* START *
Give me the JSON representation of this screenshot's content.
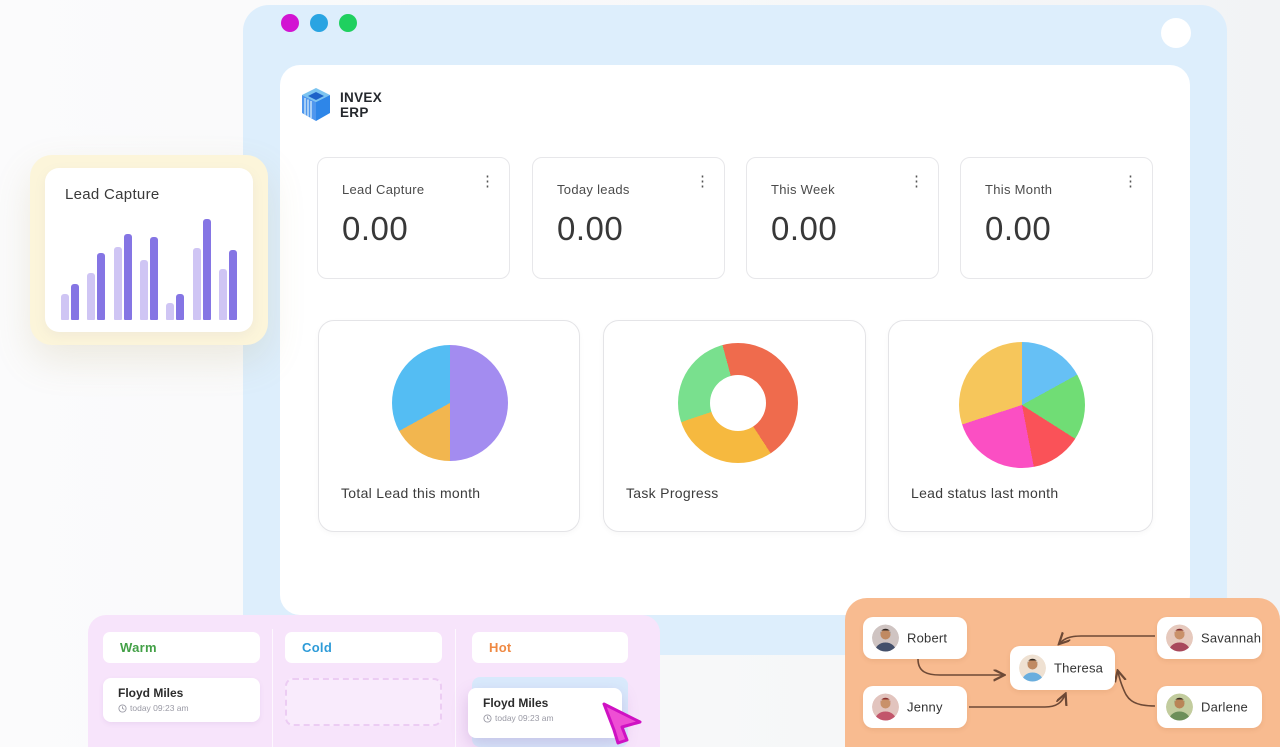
{
  "window": {
    "traffic_lights": [
      "#d214d2",
      "#29a4e2",
      "#1fd05f"
    ]
  },
  "brand": {
    "line1": "INVEX",
    "line2": "ERP"
  },
  "stat_cards": [
    {
      "label": "Lead Capture",
      "value": "0.00",
      "menu_icon": "⋮"
    },
    {
      "label": "Today leads",
      "value": "0.00",
      "menu_icon": "⋮"
    },
    {
      "label": "This Week",
      "value": "0.00",
      "menu_icon": "⋮"
    },
    {
      "label": "This Month",
      "value": "0.00",
      "menu_icon": "⋮"
    }
  ],
  "chart_data": [
    {
      "type": "bar",
      "title": "Lead Capture",
      "categories": [
        "1",
        "2",
        "3",
        "4",
        "5",
        "6",
        "7"
      ],
      "series": [
        {
          "name": "light",
          "values": [
            26,
            47,
            73,
            60,
            17,
            72,
            51
          ]
        },
        {
          "name": "dark",
          "values": [
            36,
            67,
            86,
            83,
            26,
            101,
            70
          ]
        }
      ],
      "colors": [
        "#cfc5f4",
        "#8575e4"
      ],
      "ylim": [
        0,
        105
      ],
      "grid": false,
      "legend": false
    },
    {
      "type": "pie",
      "title": "Total Lead this month",
      "start_angle": 0,
      "segments": [
        {
          "label": "segment-purple",
          "value": 50,
          "color": "#a38cf0"
        },
        {
          "label": "segment-yellow",
          "value": 17,
          "color": "#f2b64f"
        },
        {
          "label": "segment-blue",
          "value": 33,
          "color": "#54bdf3"
        }
      ]
    },
    {
      "type": "donut",
      "title": "Task Progress",
      "start_angle": -15,
      "hole": 0.53,
      "segments": [
        {
          "label": "segment-orange",
          "value": 45,
          "color": "#ef6b4d"
        },
        {
          "label": "segment-yellow",
          "value": 29,
          "color": "#f6b93f"
        },
        {
          "label": "segment-green",
          "value": 26,
          "color": "#79e08e"
        }
      ]
    },
    {
      "type": "pie",
      "title": "Lead status last month",
      "start_angle": 0,
      "segments": [
        {
          "label": "segment-blue",
          "value": 17,
          "color": "#66c0f5"
        },
        {
          "label": "segment-green",
          "value": 17,
          "color": "#70dd75"
        },
        {
          "label": "segment-red",
          "value": 13,
          "color": "#fa5258"
        },
        {
          "label": "segment-pink",
          "value": 23,
          "color": "#fb4fc3"
        },
        {
          "label": "segment-yellow",
          "value": 30,
          "color": "#f6c65b"
        }
      ]
    }
  ],
  "kanban": {
    "columns": [
      {
        "title": "Warm",
        "color": "#43a047",
        "card": {
          "name": "Floyd Miles",
          "time": "today 09:23 am"
        }
      },
      {
        "title": "Cold",
        "color": "#2d9bd8",
        "placeholder": true
      },
      {
        "title": "Hot",
        "color": "#ef8943",
        "card": {
          "name": "Floyd Miles",
          "time": "today 09:23 am"
        }
      }
    ]
  },
  "flow": {
    "nodes": [
      {
        "name": "Robert",
        "avatar": {
          "bg": "#cfc4c2",
          "hair": "#2e2420",
          "skin": "#c08a62",
          "shirt": "#44506b"
        }
      },
      {
        "name": "Savannah",
        "avatar": {
          "bg": "#e6c9bd",
          "hair": "#7e2a2e",
          "skin": "#c9916a",
          "shirt": "#a8485c"
        }
      },
      {
        "name": "Theresa",
        "avatar": {
          "bg": "#efe1d2",
          "hair": "#32281f",
          "skin": "#c08a62",
          "shirt": "#6aaede"
        }
      },
      {
        "name": "Jenny",
        "avatar": {
          "bg": "#e2c4be",
          "hair": "#8c2f2f",
          "skin": "#c9916a",
          "shirt": "#c2566b"
        }
      },
      {
        "name": "Darlene",
        "avatar": {
          "bg": "#c2cc9e",
          "hair": "#3a3026",
          "skin": "#b98557",
          "shirt": "#6d8f5a"
        }
      }
    ]
  }
}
* END *
▸ **Written request**:
Using the data above, write out every line exactly, leaving the images behind.

▸ **Correct output**:
Give me the JSON representation of this screenshot's content.
{
  "window": {
    "traffic_lights": [
      "#d214d2",
      "#29a4e2",
      "#1fd05f"
    ]
  },
  "brand": {
    "line1": "INVEX",
    "line2": "ERP"
  },
  "stat_cards": [
    {
      "label": "Lead Capture",
      "value": "0.00",
      "menu_icon": "⋮"
    },
    {
      "label": "Today leads",
      "value": "0.00",
      "menu_icon": "⋮"
    },
    {
      "label": "This Week",
      "value": "0.00",
      "menu_icon": "⋮"
    },
    {
      "label": "This Month",
      "value": "0.00",
      "menu_icon": "⋮"
    }
  ],
  "chart_data": [
    {
      "type": "bar",
      "title": "Lead Capture",
      "categories": [
        "1",
        "2",
        "3",
        "4",
        "5",
        "6",
        "7"
      ],
      "series": [
        {
          "name": "light",
          "values": [
            26,
            47,
            73,
            60,
            17,
            72,
            51
          ]
        },
        {
          "name": "dark",
          "values": [
            36,
            67,
            86,
            83,
            26,
            101,
            70
          ]
        }
      ],
      "colors": [
        "#cfc5f4",
        "#8575e4"
      ],
      "ylim": [
        0,
        105
      ],
      "grid": false,
      "legend": false
    },
    {
      "type": "pie",
      "title": "Total Lead this month",
      "start_angle": 0,
      "segments": [
        {
          "label": "segment-purple",
          "value": 50,
          "color": "#a38cf0"
        },
        {
          "label": "segment-yellow",
          "value": 17,
          "color": "#f2b64f"
        },
        {
          "label": "segment-blue",
          "value": 33,
          "color": "#54bdf3"
        }
      ]
    },
    {
      "type": "donut",
      "title": "Task Progress",
      "start_angle": -15,
      "hole": 0.53,
      "segments": [
        {
          "label": "segment-orange",
          "value": 45,
          "color": "#ef6b4d"
        },
        {
          "label": "segment-yellow",
          "value": 29,
          "color": "#f6b93f"
        },
        {
          "label": "segment-green",
          "value": 26,
          "color": "#79e08e"
        }
      ]
    },
    {
      "type": "pie",
      "title": "Lead status last month",
      "start_angle": 0,
      "segments": [
        {
          "label": "segment-blue",
          "value": 17,
          "color": "#66c0f5"
        },
        {
          "label": "segment-green",
          "value": 17,
          "color": "#70dd75"
        },
        {
          "label": "segment-red",
          "value": 13,
          "color": "#fa5258"
        },
        {
          "label": "segment-pink",
          "value": 23,
          "color": "#fb4fc3"
        },
        {
          "label": "segment-yellow",
          "value": 30,
          "color": "#f6c65b"
        }
      ]
    }
  ],
  "kanban": {
    "columns": [
      {
        "title": "Warm",
        "color": "#43a047",
        "card": {
          "name": "Floyd Miles",
          "time": "today 09:23 am"
        }
      },
      {
        "title": "Cold",
        "color": "#2d9bd8",
        "placeholder": true
      },
      {
        "title": "Hot",
        "color": "#ef8943",
        "card": {
          "name": "Floyd Miles",
          "time": "today 09:23 am"
        }
      }
    ]
  },
  "flow": {
    "nodes": [
      {
        "name": "Robert",
        "avatar": {
          "bg": "#cfc4c2",
          "hair": "#2e2420",
          "skin": "#c08a62",
          "shirt": "#44506b"
        }
      },
      {
        "name": "Savannah",
        "avatar": {
          "bg": "#e6c9bd",
          "hair": "#7e2a2e",
          "skin": "#c9916a",
          "shirt": "#a8485c"
        }
      },
      {
        "name": "Theresa",
        "avatar": {
          "bg": "#efe1d2",
          "hair": "#32281f",
          "skin": "#c08a62",
          "shirt": "#6aaede"
        }
      },
      {
        "name": "Jenny",
        "avatar": {
          "bg": "#e2c4be",
          "hair": "#8c2f2f",
          "skin": "#c9916a",
          "shirt": "#c2566b"
        }
      },
      {
        "name": "Darlene",
        "avatar": {
          "bg": "#c2cc9e",
          "hair": "#3a3026",
          "skin": "#b98557",
          "shirt": "#6d8f5a"
        }
      }
    ]
  }
}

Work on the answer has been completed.